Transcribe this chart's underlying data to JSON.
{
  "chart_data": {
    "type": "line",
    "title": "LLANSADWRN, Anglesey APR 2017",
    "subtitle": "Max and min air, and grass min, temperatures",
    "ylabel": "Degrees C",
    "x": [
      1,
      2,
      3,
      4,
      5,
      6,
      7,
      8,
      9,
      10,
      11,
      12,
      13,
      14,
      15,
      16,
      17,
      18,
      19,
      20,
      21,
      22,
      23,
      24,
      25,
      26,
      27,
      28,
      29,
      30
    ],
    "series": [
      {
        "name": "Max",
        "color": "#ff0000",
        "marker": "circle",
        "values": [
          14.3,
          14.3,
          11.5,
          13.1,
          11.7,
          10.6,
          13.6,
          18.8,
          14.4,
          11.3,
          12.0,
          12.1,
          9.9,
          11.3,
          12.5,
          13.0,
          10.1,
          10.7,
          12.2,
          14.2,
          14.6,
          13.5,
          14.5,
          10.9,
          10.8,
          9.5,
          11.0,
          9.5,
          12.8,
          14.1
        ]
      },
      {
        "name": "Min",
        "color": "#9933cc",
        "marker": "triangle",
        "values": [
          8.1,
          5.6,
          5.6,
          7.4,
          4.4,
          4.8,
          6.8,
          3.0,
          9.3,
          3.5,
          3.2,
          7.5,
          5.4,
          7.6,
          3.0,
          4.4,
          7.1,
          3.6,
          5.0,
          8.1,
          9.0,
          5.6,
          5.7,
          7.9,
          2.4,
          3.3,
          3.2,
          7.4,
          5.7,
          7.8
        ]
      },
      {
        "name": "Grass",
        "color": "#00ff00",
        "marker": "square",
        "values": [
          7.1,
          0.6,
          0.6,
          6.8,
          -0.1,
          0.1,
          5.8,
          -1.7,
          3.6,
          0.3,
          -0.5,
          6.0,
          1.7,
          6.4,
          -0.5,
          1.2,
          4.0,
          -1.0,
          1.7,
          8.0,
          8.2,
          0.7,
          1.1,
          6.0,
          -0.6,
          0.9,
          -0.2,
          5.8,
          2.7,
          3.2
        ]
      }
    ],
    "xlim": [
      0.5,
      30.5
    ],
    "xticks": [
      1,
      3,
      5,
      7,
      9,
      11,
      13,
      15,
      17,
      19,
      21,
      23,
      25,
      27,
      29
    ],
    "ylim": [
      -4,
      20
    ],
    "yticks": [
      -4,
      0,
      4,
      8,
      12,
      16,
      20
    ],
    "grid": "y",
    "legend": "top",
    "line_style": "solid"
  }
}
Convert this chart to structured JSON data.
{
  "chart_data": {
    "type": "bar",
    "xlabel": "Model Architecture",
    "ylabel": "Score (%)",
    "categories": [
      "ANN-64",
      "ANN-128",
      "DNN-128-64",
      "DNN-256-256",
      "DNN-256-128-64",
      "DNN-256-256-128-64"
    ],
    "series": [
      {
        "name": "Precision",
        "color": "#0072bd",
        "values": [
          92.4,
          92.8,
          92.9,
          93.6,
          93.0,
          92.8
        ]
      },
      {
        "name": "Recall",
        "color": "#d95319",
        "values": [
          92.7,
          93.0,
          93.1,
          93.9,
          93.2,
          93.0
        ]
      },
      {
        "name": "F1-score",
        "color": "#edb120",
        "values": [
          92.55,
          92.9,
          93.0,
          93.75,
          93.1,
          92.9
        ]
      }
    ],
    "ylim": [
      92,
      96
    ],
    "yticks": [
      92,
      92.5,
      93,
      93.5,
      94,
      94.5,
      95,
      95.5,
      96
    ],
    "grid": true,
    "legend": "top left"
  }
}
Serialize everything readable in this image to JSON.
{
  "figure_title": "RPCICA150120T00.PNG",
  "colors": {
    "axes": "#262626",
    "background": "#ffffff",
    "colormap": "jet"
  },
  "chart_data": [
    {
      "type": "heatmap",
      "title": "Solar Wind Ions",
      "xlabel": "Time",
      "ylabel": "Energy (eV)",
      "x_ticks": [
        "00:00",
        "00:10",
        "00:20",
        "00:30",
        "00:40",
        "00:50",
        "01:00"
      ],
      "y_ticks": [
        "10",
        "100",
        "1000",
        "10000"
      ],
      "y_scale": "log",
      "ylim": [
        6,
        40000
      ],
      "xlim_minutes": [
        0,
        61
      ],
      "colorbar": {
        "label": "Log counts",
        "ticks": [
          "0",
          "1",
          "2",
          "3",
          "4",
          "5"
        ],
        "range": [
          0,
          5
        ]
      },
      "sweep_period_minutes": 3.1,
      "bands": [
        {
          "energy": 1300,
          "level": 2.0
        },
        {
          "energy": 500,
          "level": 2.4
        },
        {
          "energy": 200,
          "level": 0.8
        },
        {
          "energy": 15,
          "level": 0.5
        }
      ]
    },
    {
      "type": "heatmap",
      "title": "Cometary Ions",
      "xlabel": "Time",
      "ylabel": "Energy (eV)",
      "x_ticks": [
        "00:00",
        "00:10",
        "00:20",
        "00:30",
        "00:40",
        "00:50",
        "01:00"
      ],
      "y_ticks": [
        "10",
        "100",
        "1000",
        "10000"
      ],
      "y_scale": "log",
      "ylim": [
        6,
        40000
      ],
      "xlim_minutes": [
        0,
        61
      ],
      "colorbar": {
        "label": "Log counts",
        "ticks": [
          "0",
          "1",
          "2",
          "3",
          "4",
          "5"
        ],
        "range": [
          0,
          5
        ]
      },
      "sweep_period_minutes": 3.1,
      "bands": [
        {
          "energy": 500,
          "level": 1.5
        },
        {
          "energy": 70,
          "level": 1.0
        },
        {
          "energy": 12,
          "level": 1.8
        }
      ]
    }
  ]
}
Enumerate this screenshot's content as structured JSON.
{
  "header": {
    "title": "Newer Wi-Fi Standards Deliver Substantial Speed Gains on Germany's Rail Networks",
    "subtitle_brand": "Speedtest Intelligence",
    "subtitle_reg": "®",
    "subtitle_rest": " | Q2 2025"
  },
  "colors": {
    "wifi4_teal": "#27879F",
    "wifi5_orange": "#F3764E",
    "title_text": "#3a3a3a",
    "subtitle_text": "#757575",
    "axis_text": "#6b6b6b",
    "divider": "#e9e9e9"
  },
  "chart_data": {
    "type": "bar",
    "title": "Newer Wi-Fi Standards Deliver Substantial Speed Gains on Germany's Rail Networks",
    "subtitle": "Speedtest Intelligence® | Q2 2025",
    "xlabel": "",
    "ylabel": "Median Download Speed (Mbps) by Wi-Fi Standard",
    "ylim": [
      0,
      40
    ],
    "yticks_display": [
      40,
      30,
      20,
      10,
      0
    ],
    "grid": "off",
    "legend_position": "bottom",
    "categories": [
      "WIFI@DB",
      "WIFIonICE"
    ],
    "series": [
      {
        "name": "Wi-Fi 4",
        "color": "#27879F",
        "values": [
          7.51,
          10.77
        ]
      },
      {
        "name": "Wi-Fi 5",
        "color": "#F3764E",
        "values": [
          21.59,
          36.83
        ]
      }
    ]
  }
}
# # # # # # #
Write out every entry exactly as given.

Transcribe this chart's underlying data to JSON.
{
  "chart_data": {
    "type": "line",
    "title": "LLANSADWRN, Anglesey APR 2017",
    "subtitle": "Max and min air, and grass min, temperatures",
    "ylabel": "Degrees C",
    "x": [
      1,
      2,
      3,
      4,
      5,
      6,
      7,
      8,
      9,
      10,
      11,
      12,
      13,
      14,
      15,
      16,
      17,
      18,
      19,
      20,
      21,
      22,
      23,
      24,
      25,
      26,
      27,
      28,
      29,
      30
    ],
    "series": [
      {
        "name": "Max",
        "color": "#ff0000",
        "marker": "circle",
        "values": [
          14.3,
          14.3,
          11.5,
          13.1,
          11.7,
          10.6,
          13.6,
          18.8,
          14.4,
          11.3,
          12.0,
          12.1,
          9.9,
          11.3,
          12.5,
          13.0,
          10.1,
          10.7,
          12.2,
          14.2,
          14.6,
          13.5,
          14.5,
          10.9,
          10.8,
          9.5,
          11.0,
          9.5,
          12.8,
          14.1
        ]
      },
      {
        "name": "Min",
        "color": "#9933cc",
        "marker": "triangle",
        "values": [
          8.1,
          5.6,
          5.6,
          7.4,
          4.4,
          4.8,
          6.8,
          3.0,
          9.3,
          3.5,
          3.2,
          7.5,
          5.4,
          7.6,
          3.0,
          4.4,
          7.1,
          3.6,
          5.0,
          8.1,
          9.0,
          5.6,
          5.7,
          7.9,
          2.4,
          3.3,
          3.2,
          7.4,
          5.7,
          7.8
        ]
      },
      {
        "name": "Grass",
        "color": "#00ff00",
        "marker": "square",
        "values": [
          7.1,
          0.6,
          0.6,
          6.8,
          -0.1,
          0.1,
          5.8,
          -1.7,
          3.6,
          0.3,
          -0.5,
          6.0,
          1.7,
          6.4,
          -0.5,
          1.2,
          4.0,
          -1.0,
          1.7,
          8.0,
          8.2,
          0.7,
          1.1,
          6.0,
          -0.6,
          0.9,
          -0.2,
          5.8,
          2.7,
          3.2
        ]
      }
    ],
    "xlim": [
      0.5,
      30.5
    ],
    "xticks": [
      1,
      3,
      5,
      7,
      9,
      11,
      13,
      15,
      17,
      19,
      21,
      23,
      25,
      27,
      29
    ],
    "ylim": [
      -4,
      20
    ],
    "yticks": [
      -4,
      0,
      4,
      8,
      12,
      16,
      20
    ],
    "grid": "y",
    "legend": "top",
    "line_style": "solid"
  }
}
Convert this chart to structured JSON data.
{
  "chart_data": {
    "type": "bar",
    "xlabel": "Model Architecture",
    "ylabel": "Score (%)",
    "categories": [
      "ANN-64",
      "ANN-128",
      "DNN-128-64",
      "DNN-256-256",
      "DNN-256-128-64",
      "DNN-256-256-128-64"
    ],
    "series": [
      {
        "name": "Precision",
        "color": "#0072bd",
        "values": [
          92.4,
          92.8,
          92.9,
          93.6,
          93.0,
          92.8
        ]
      },
      {
        "name": "Recall",
        "color": "#d95319",
        "values": [
          92.7,
          93.0,
          93.1,
          93.9,
          93.2,
          93.0
        ]
      },
      {
        "name": "F1-score",
        "color": "#edb120",
        "values": [
          92.55,
          92.9,
          93.0,
          93.75,
          93.1,
          92.9
        ]
      }
    ],
    "ylim": [
      92,
      96
    ],
    "yticks": [
      92,
      92.5,
      93,
      93.5,
      94,
      94.5,
      95,
      95.5,
      96
    ],
    "grid": true,
    "legend": "top left"
  }
}
Serialize everything readable in this image to JSON.
{
  "figure_title": "RPCICA150120T00.PNG",
  "colors": {
    "axes": "#262626",
    "background": "#ffffff",
    "colormap": "jet"
  },
  "chart_data": [
    {
      "type": "heatmap",
      "title": "Solar Wind Ions",
      "xlabel": "Time",
      "ylabel": "Energy (eV)",
      "x_ticks": [
        "00:00",
        "00:10",
        "00:20",
        "00:30",
        "00:40",
        "00:50",
        "01:00"
      ],
      "y_ticks": [
        "10",
        "100",
        "1000",
        "10000"
      ],
      "y_scale": "log",
      "ylim": [
        6,
        40000
      ],
      "xlim_minutes": [
        0,
        61
      ],
      "colorbar": {
        "label": "Log counts",
        "ticks": [
          "0",
          "1",
          "2",
          "3",
          "4",
          "5"
        ],
        "range": [
          0,
          5
        ]
      },
      "sweep_period_minutes": 3.1,
      "bands": [
        {
          "energy": 1300,
          "level": 2.0
        },
        {
          "energy": 500,
          "level": 2.4
        },
        {
          "energy": 200,
          "level": 0.8
        },
        {
          "energy": 15,
          "level": 0.5
        }
      ]
    },
    {
      "type": "heatmap",
      "title": "Cometary Ions",
      "xlabel": "Time",
      "ylabel": "Energy (eV)",
      "x_ticks": [
        "00:00",
        "00:10",
        "00:20",
        "00:30",
        "00:40",
        "00:50",
        "01:00"
      ],
      "y_ticks": [
        "10",
        "100",
        "1000",
        "10000"
      ],
      "y_scale": "log",
      "ylim": [
        6,
        40000
      ],
      "xlim_minutes": [
        0,
        61
      ],
      "colorbar": {
        "label": "Log counts",
        "ticks": [
          "0",
          "1",
          "2",
          "3",
          "4",
          "5"
        ],
        "range": [
          0,
          5
        ]
      },
      "sweep_period_minutes": 3.1,
      "bands": [
        {
          "energy": 500,
          "level": 1.5
        },
        {
          "energy": 70,
          "level": 1.0
        },
        {
          "energy": 12,
          "level": 1.8
        }
      ]
    }
  ]
}
Enumerate this screenshot's content as structured JSON.
{
  "header": {
    "title": "Newer Wi-Fi Standards Deliver Substantial Speed Gains on Germany's Rail Networks",
    "subtitle_brand": "Speedtest Intelligence",
    "subtitle_reg": "®",
    "subtitle_rest": " | Q2 2025"
  },
  "colors": {
    "wifi4_teal": "#27879F",
    "wifi5_orange": "#F3764E",
    "title_text": "#3a3a3a",
    "subtitle_text": "#757575",
    "axis_text": "#6b6b6b",
    "divider": "#e9e9e9"
  },
  "chart_data": {
    "type": "bar",
    "title": "Newer Wi-Fi Standards Deliver Substantial Speed Gains on Germany's Rail Networks",
    "subtitle": "Speedtest Intelligence® | Q2 2025",
    "xlabel": "",
    "ylabel": "Median Download Speed (Mbps) by Wi-Fi Standard",
    "ylim": [
      0,
      40
    ],
    "yticks_display": [
      40,
      30,
      20,
      10,
      0
    ],
    "grid": "off",
    "legend_position": "bottom",
    "categories": [
      "WIFI@DB",
      "WIFIonICE"
    ],
    "series": [
      {
        "name": "Wi-Fi 4",
        "color": "#27879F",
        "values": [
          7.51,
          10.77
        ]
      },
      {
        "name": "Wi-Fi 5",
        "color": "#F3764E",
        "values": [
          21.59,
          36.83
        ]
      }
    ]
  }
}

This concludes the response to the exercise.